— START Records to process —

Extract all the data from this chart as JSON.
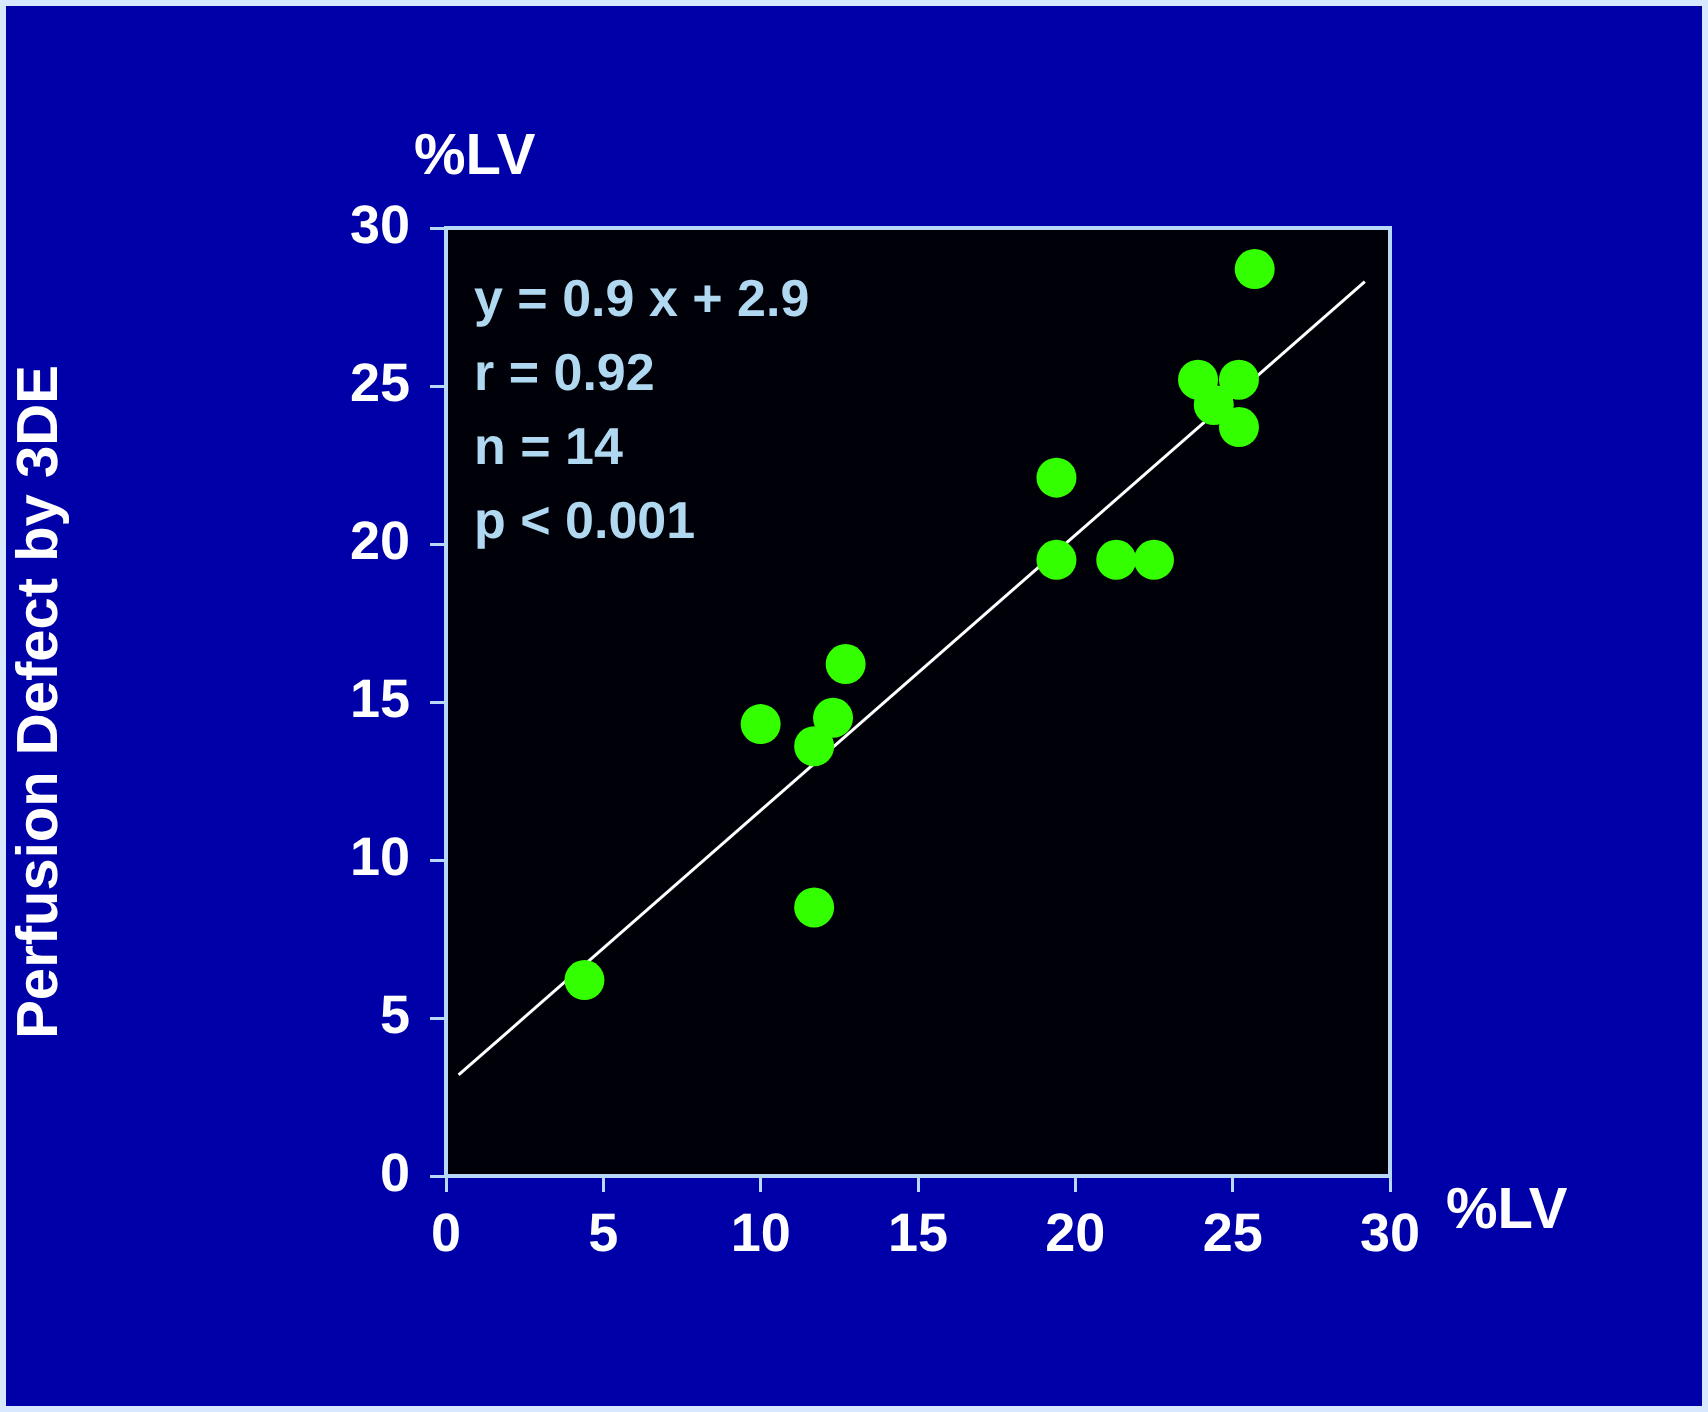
{
  "chart_data": {
    "type": "scatter",
    "xlabel": "%LV",
    "ylabel": "Perfusion Defect by 3DE",
    "annotations": [
      "%LV",
      "y = 0.9 x + 2.9",
      "r = 0.92",
      "n = 14",
      "p < 0.001"
    ],
    "xlim": [
      0,
      30
    ],
    "ylim": [
      0,
      30
    ],
    "xticks": [
      0,
      5,
      10,
      15,
      20,
      25,
      30
    ],
    "yticks": [
      0,
      5,
      10,
      15,
      20,
      25,
      30
    ],
    "grid": false,
    "legend": false,
    "series": [
      {
        "marker": "circle",
        "color": "#33ff00",
        "x": [
          4.4,
          10.0,
          11.7,
          12.3,
          12.7,
          11.7,
          19.4,
          19.4,
          21.3,
          22.5,
          23.9,
          24.4,
          25.2,
          25.2,
          25.7
        ],
        "values": [
          6.2,
          14.3,
          13.6,
          14.5,
          16.2,
          8.5,
          22.1,
          19.5,
          19.5,
          19.5,
          25.2,
          24.4,
          25.2,
          23.7,
          28.7
        ]
      },
      {
        "type": "line",
        "marker": "none",
        "color": "#ffffff",
        "x": [
          0.4,
          29.2
        ],
        "values": [
          3.2,
          28.3
        ]
      }
    ]
  }
}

— END Records to process —

Work instructions: Nothing in the entries above should change when they are printed again, except that the pictures are dropped.

Exercise output:
Extract all the data from this chart as JSON.
{
  "chart_data": {
    "type": "scatter",
    "xlabel": "%LV",
    "ylabel": "Perfusion Defect by 3DE",
    "annotations": [
      "%LV",
      "y = 0.9 x + 2.9",
      "r = 0.92",
      "n = 14",
      "p < 0.001"
    ],
    "xlim": [
      0,
      30
    ],
    "ylim": [
      0,
      30
    ],
    "xticks": [
      0,
      5,
      10,
      15,
      20,
      25,
      30
    ],
    "yticks": [
      0,
      5,
      10,
      15,
      20,
      25,
      30
    ],
    "grid": false,
    "legend": false,
    "series": [
      {
        "marker": "circle",
        "color": "#33ff00",
        "x": [
          4.4,
          10.0,
          11.7,
          12.3,
          12.7,
          11.7,
          19.4,
          19.4,
          21.3,
          22.5,
          23.9,
          24.4,
          25.2,
          25.2,
          25.7
        ],
        "values": [
          6.2,
          14.3,
          13.6,
          14.5,
          16.2,
          8.5,
          22.1,
          19.5,
          19.5,
          19.5,
          25.2,
          24.4,
          25.2,
          23.7,
          28.7
        ]
      },
      {
        "type": "line",
        "marker": "none",
        "color": "#ffffff",
        "x": [
          0.4,
          29.2
        ],
        "values": [
          3.2,
          28.3
        ]
      }
    ]
  }
}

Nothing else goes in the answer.